→ Stated problem
Reproduce the entries below in full, word for word.
==== Record excerpts
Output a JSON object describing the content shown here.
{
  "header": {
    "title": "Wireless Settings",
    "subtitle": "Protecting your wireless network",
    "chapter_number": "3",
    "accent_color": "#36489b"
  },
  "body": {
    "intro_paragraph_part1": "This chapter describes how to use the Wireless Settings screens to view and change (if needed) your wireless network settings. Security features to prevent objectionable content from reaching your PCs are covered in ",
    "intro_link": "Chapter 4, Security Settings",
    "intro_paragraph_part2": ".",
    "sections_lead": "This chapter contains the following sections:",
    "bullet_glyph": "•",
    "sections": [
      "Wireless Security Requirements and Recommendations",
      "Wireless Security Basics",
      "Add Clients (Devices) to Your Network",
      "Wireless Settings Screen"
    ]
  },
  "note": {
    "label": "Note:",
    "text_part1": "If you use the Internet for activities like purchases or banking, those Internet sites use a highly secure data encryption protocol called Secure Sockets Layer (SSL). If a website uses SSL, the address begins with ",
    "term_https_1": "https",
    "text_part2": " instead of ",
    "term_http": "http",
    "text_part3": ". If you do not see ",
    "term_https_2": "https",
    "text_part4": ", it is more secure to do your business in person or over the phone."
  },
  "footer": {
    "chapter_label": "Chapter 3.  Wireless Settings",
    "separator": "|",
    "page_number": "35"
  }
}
========
→ Task result
Output a JSON object describing the content shown here.
{
  "header": {
    "title": "Wireless Settings",
    "subtitle": "Protecting your wireless network",
    "chapter_number": "3",
    "accent_color": "#36489b"
  },
  "body": {
    "intro_paragraph_part1": "This chapter describes how to use the Wireless Settings screens to view and change (if needed) your wireless network settings. Security features to prevent objectionable content from reaching your PCs are covered in ",
    "intro_link": "Chapter 4, Security Settings",
    "intro_paragraph_part2": ".",
    "sections_lead": "This chapter contains the following sections:",
    "bullet_glyph": "•",
    "sections": [
      "Wireless Security Requirements and Recommendations",
      "Wireless Security Basics",
      "Add Clients (Devices) to Your Network",
      "Wireless Settings Screen"
    ]
  },
  "note": {
    "label": "Note:",
    "text_part1": "If you use the Internet for activities like purchases or banking, those Internet sites use a highly secure data encryption protocol called Secure Sockets Layer (SSL). If a website uses SSL, the address begins with ",
    "term_https_1": "https",
    "text_part2": " instead of ",
    "term_http": "http",
    "text_part3": ". If you do not see ",
    "term_https_2": "https",
    "text_part4": ", it is more secure to do your business in person or over the phone."
  },
  "footer": {
    "chapter_label": "Chapter 3.  Wireless Settings",
    "separator": "|",
    "page_number": "35"
  }
}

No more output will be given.